- _DATA EXTRACT_
※ ※ ※
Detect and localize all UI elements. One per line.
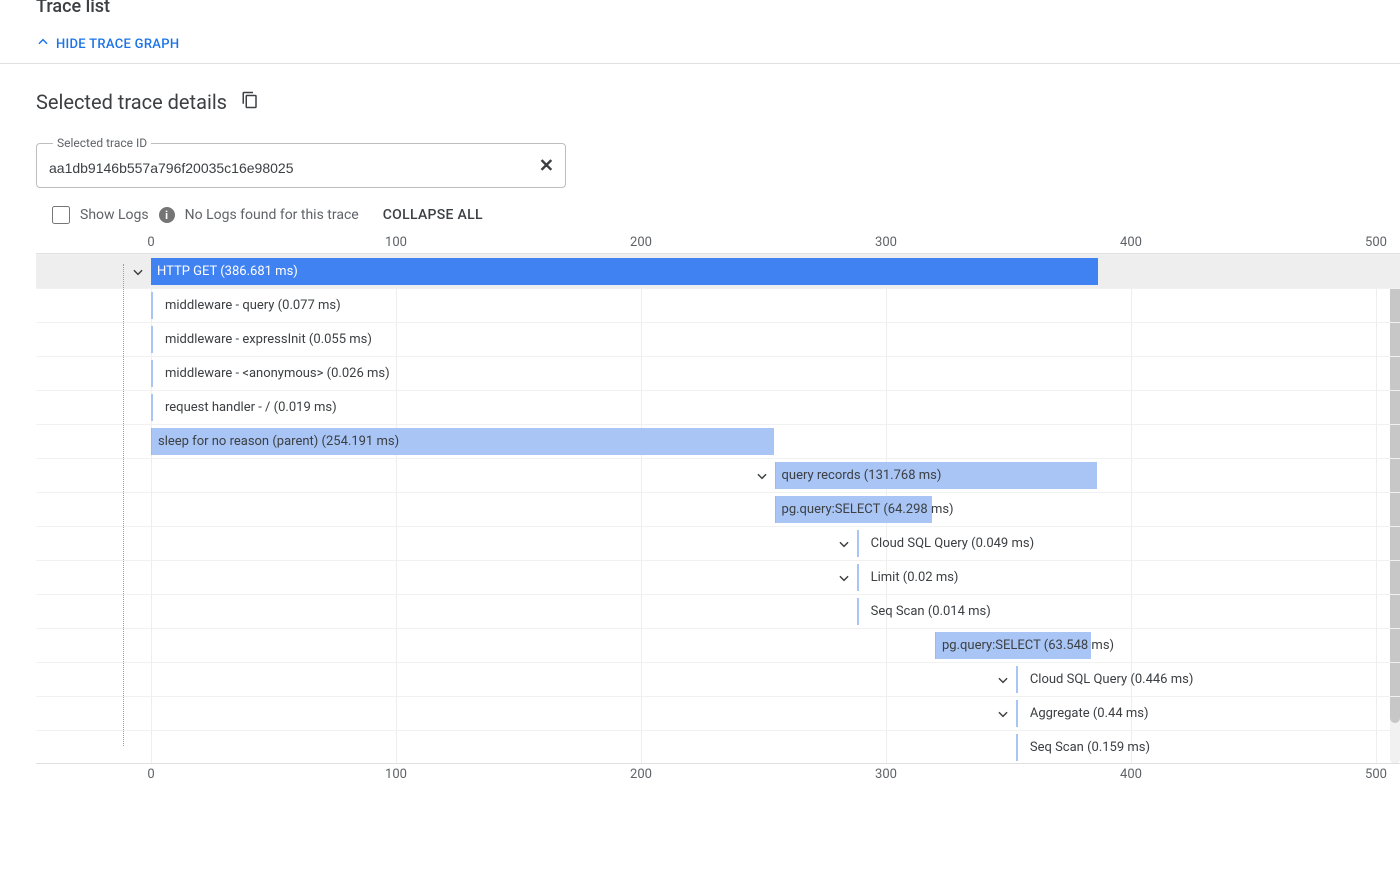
axis-tick: 500	[1365, 235, 1387, 250]
span-label: Cloud SQL Query (0.049 ms)	[865, 536, 1035, 551]
span-bar[interactable]: Aggregate (0.44 ms)	[1016, 700, 1024, 727]
span-row[interactable]: Cloud SQL Query (0.446 ms)	[36, 662, 1400, 696]
span-rows: HTTP GET (386.681 ms) middleware - query …	[36, 254, 1400, 764]
axis-tick: 200	[630, 767, 652, 782]
chevron-up-icon	[36, 35, 50, 53]
axis-tick: 100	[385, 767, 407, 782]
span-label: middleware - query (0.077 ms)	[159, 298, 341, 313]
span-label: request handler - / (0.019 ms)	[159, 400, 337, 415]
span-label: sleep for no reason (parent) (254.191 ms…	[158, 434, 399, 449]
chevron-down-icon[interactable]	[994, 671, 1012, 689]
axis-tick: 200	[630, 235, 652, 250]
trace-id-field: Selected trace ID ✕	[36, 136, 566, 188]
chevron-down-icon[interactable]	[129, 263, 147, 281]
span-bar[interactable]: sleep for no reason (parent) (254.191 ms…	[151, 428, 774, 455]
span-label: pg.query:SELECT (63.548 ms)	[942, 638, 1114, 653]
span-label: Limit (0.02 ms)	[865, 570, 959, 585]
span-bar[interactable]: Seq Scan (0.014 ms)	[857, 598, 865, 625]
chevron-down-icon[interactable]	[994, 705, 1012, 723]
span-bar[interactable]: HTTP GET (386.681 ms)	[151, 258, 1098, 285]
trace-id-input[interactable]	[49, 160, 525, 176]
span-bar[interactable]: Seq Scan (0.159 ms)	[1016, 734, 1024, 761]
span-bar[interactable]: middleware - query (0.077 ms)	[151, 292, 159, 319]
span-bar[interactable]: middleware - expressInit (0.055 ms)	[151, 326, 159, 353]
span-row[interactable]: Seq Scan (0.014 ms)	[36, 594, 1400, 628]
axis-tick: 500	[1365, 767, 1387, 782]
span-label: query records (131.768 ms)	[782, 468, 942, 483]
span-label: middleware - <anonymous> (0.026 ms)	[159, 366, 390, 381]
chevron-down-icon[interactable]	[835, 569, 853, 587]
hide-trace-graph-label: HIDE TRACE GRAPH	[56, 37, 179, 52]
time-axis-bottom: 0 100 200 300 400 500	[36, 763, 1400, 783]
span-row[interactable]: pg.query:SELECT (63.548 ms)	[36, 628, 1400, 662]
selected-trace-details-title: Selected trace details	[36, 90, 227, 114]
span-bar[interactable]: Cloud SQL Query (0.446 ms)	[1016, 666, 1024, 693]
span-bar[interactable]: request handler - / (0.019 ms)	[151, 394, 159, 421]
span-row[interactable]: middleware - query (0.077 ms)	[36, 288, 1400, 322]
span-label: Seq Scan (0.159 ms)	[1024, 740, 1150, 755]
trace-list-title: Trace list	[36, 0, 1400, 17]
span-row[interactable]: Seq Scan (0.159 ms)	[36, 730, 1400, 764]
chevron-down-icon[interactable]	[753, 467, 771, 485]
span-label: Cloud SQL Query (0.446 ms)	[1024, 672, 1194, 687]
span-bar[interactable]: Cloud SQL Query (0.049 ms)	[857, 530, 865, 557]
collapse-all-button[interactable]: COLLAPSE ALL	[383, 207, 483, 223]
chevron-down-icon[interactable]	[835, 535, 853, 553]
show-logs-label: Show Logs	[80, 207, 149, 223]
span-label: Aggregate (0.44 ms)	[1024, 706, 1149, 721]
copy-icon[interactable]	[241, 91, 259, 113]
span-row[interactable]: sleep for no reason (parent) (254.191 ms…	[36, 424, 1400, 458]
axis-tick: 0	[147, 767, 154, 782]
span-row[interactable]: Aggregate (0.44 ms)	[36, 696, 1400, 730]
span-row[interactable]: query records (131.768 ms)	[36, 458, 1400, 492]
span-label: HTTP GET (386.681 ms)	[157, 264, 298, 279]
section-divider	[0, 63, 1400, 64]
span-bar[interactable]: pg.query:SELECT (64.298 ms)	[775, 496, 933, 523]
info-icon[interactable]: i	[159, 207, 175, 223]
no-logs-message: No Logs found for this trace	[185, 207, 359, 223]
axis-tick: 100	[385, 235, 407, 250]
trace-waterfall: 0 100 200 300 400 500 HTTP GET (386.681 ms) mi…	[36, 234, 1400, 783]
axis-tick: 300	[875, 235, 897, 250]
span-bar[interactable]: query records (131.768 ms)	[775, 462, 1098, 489]
hide-trace-graph-toggle[interactable]: HIDE TRACE GRAPH	[36, 35, 1400, 53]
span-bar[interactable]: Limit (0.02 ms)	[857, 564, 865, 591]
span-label: Seq Scan (0.014 ms)	[865, 604, 991, 619]
span-row[interactable]: middleware - expressInit (0.055 ms)	[36, 322, 1400, 356]
show-logs-checkbox[interactable]	[52, 206, 70, 224]
span-row[interactable]: Cloud SQL Query (0.049 ms)	[36, 526, 1400, 560]
span-label: pg.query:SELECT (64.298 ms)	[782, 502, 954, 517]
clear-icon[interactable]: ✕	[539, 156, 554, 177]
time-axis-top: 0 100 200 300 400 500	[36, 234, 1400, 254]
span-row[interactable]: request handler - / (0.019 ms)	[36, 390, 1400, 424]
axis-tick: 300	[875, 767, 897, 782]
axis-tick: 400	[1120, 767, 1142, 782]
span-row[interactable]: pg.query:SELECT (64.298 ms)	[36, 492, 1400, 526]
span-bar[interactable]: pg.query:SELECT (63.548 ms)	[935, 632, 1091, 659]
axis-tick: 0	[147, 235, 154, 250]
span-row[interactable]: Limit (0.02 ms)	[36, 560, 1400, 594]
span-bar[interactable]: middleware - <anonymous> (0.026 ms)	[151, 360, 159, 387]
span-row[interactable]: middleware - <anonymous> (0.026 ms)	[36, 356, 1400, 390]
span-label: middleware - expressInit (0.055 ms)	[159, 332, 372, 347]
span-row[interactable]: HTTP GET (386.681 ms)	[36, 254, 1400, 288]
trace-id-label: Selected trace ID	[53, 136, 151, 150]
axis-tick: 400	[1120, 235, 1142, 250]
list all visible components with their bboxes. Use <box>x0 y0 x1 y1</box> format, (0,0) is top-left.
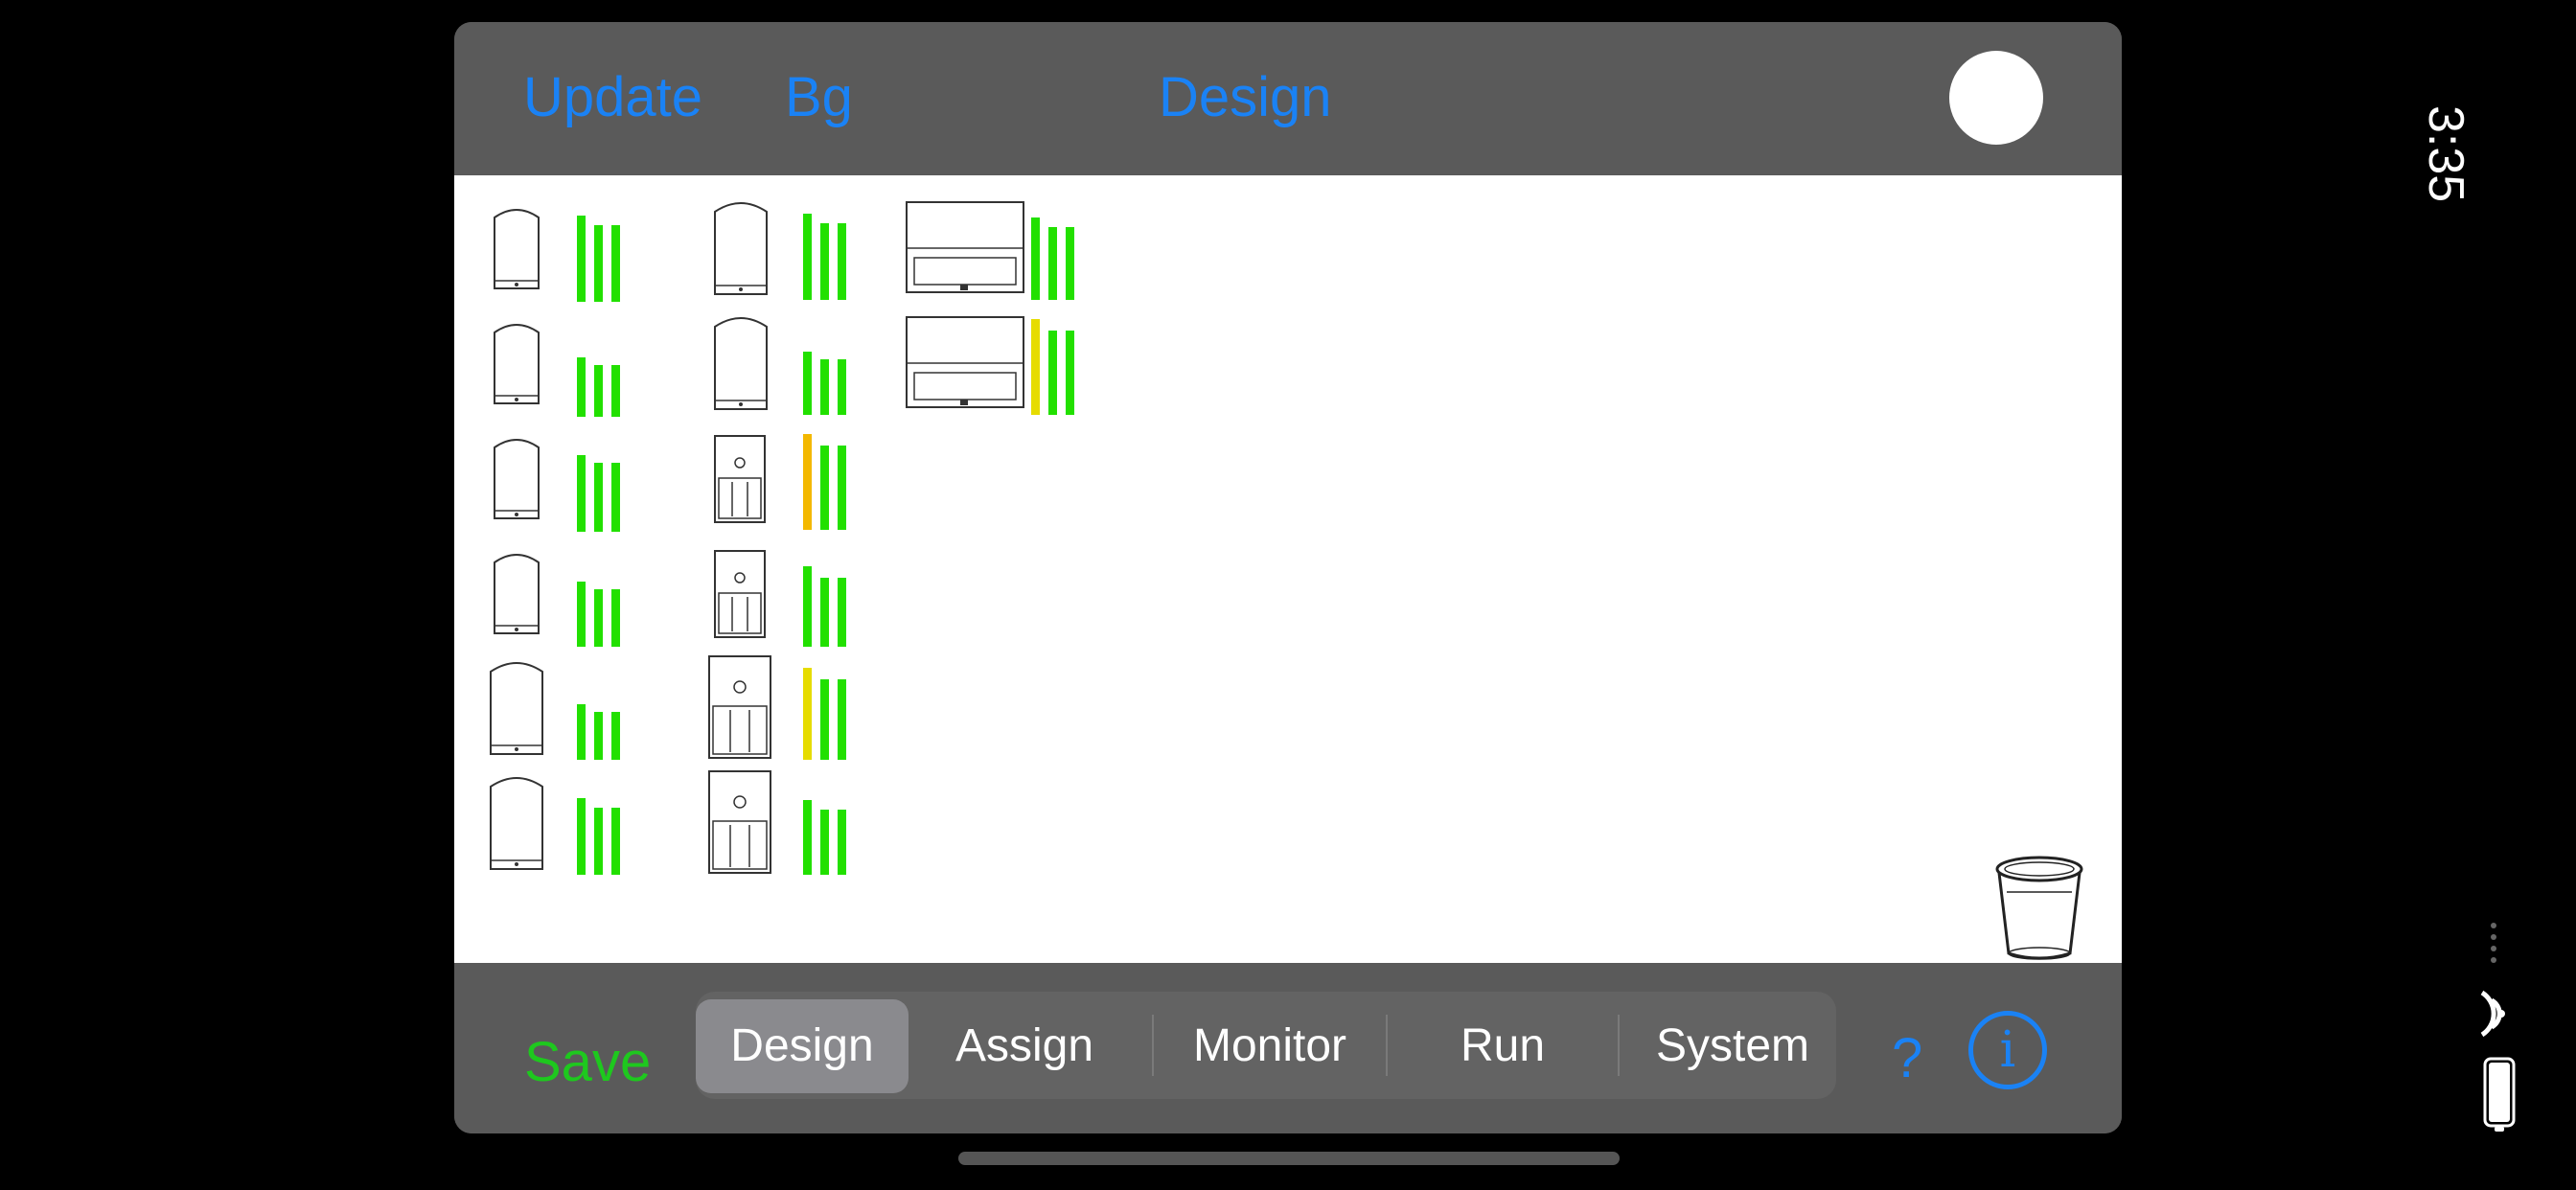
subwoofer-icon[interactable] <box>713 549 767 639</box>
subwoofer-icon[interactable] <box>707 769 772 875</box>
save-button[interactable]: Save <box>524 1030 651 1094</box>
speaker-icon[interactable] <box>487 769 546 871</box>
tab-monitor[interactable]: Monitor <box>1154 999 1386 1093</box>
speaker-icon[interactable] <box>491 317 542 405</box>
level-meter <box>577 216 620 302</box>
design-canvas[interactable] <box>454 175 2122 963</box>
top-toolbar: Update Bg Design <box>454 22 2122 175</box>
level-meter <box>803 668 846 760</box>
app-window: Update Bg Design Save Design Assign Moni… <box>454 22 2122 1133</box>
bottom-toolbar: Save Design Assign Monitor Run System ? … <box>454 963 2122 1133</box>
level-meter <box>577 704 620 760</box>
level-meter <box>803 352 846 415</box>
mode-segmented-control: Design Assign Monitor Run System <box>696 992 1836 1099</box>
level-meter <box>803 800 846 875</box>
speaker-icon[interactable] <box>491 547 542 635</box>
speaker-icon[interactable] <box>711 195 770 296</box>
home-indicator[interactable] <box>958 1152 1620 1165</box>
speaker-icon[interactable] <box>711 309 770 411</box>
update-button[interactable]: Update <box>523 70 702 126</box>
level-meter <box>577 357 620 417</box>
level-meter <box>1031 217 1074 300</box>
bg-button[interactable]: Bg <box>785 70 853 126</box>
level-meter <box>803 214 846 300</box>
subwoofer-icon[interactable] <box>713 434 767 524</box>
help-button[interactable]: ? <box>1892 1026 1922 1090</box>
level-meter <box>1031 319 1074 415</box>
subwoofer-icon[interactable] <box>707 654 772 760</box>
tab-run[interactable]: Run <box>1388 999 1618 1093</box>
page-title: Design <box>1159 66 1332 128</box>
speaker-icon[interactable] <box>487 654 546 756</box>
dots-icon <box>2491 923 2496 963</box>
profile-avatar[interactable] <box>1949 51 2043 145</box>
level-meter <box>577 798 620 875</box>
level-meter <box>577 455 620 532</box>
speaker-icon[interactable] <box>491 202 542 290</box>
level-meter <box>577 582 620 647</box>
wifi-icon <box>2480 990 2505 1038</box>
level-meter <box>803 566 846 647</box>
level-meter <box>803 434 846 530</box>
tab-assign[interactable]: Assign <box>908 999 1140 1093</box>
tab-system[interactable]: System <box>1620 999 1846 1093</box>
status-clock: 3:35 <box>2418 105 2473 203</box>
battery-icon <box>2483 1057 2516 1132</box>
line-array-icon[interactable] <box>905 200 1025 294</box>
trash-icon[interactable] <box>1993 854 2085 961</box>
info-icon[interactable]: i <box>1968 1011 2047 1089</box>
speaker-icon[interactable] <box>491 432 542 520</box>
line-array-icon[interactable] <box>905 315 1025 409</box>
tab-design[interactable]: Design <box>696 999 908 1093</box>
※ ※ ※
- _WHAT THIS TASK INVOLVES_
Report every line in the entries above that contains the word "Update", copying each such line in full.

- _FINAL RESULT_
top-toolbar: Update Bg Design <box>454 22 2122 175</box>
app-window: Update Bg Design Save Design Assign Moni… <box>454 22 2122 1133</box>
update-button[interactable]: Update <box>523 70 702 126</box>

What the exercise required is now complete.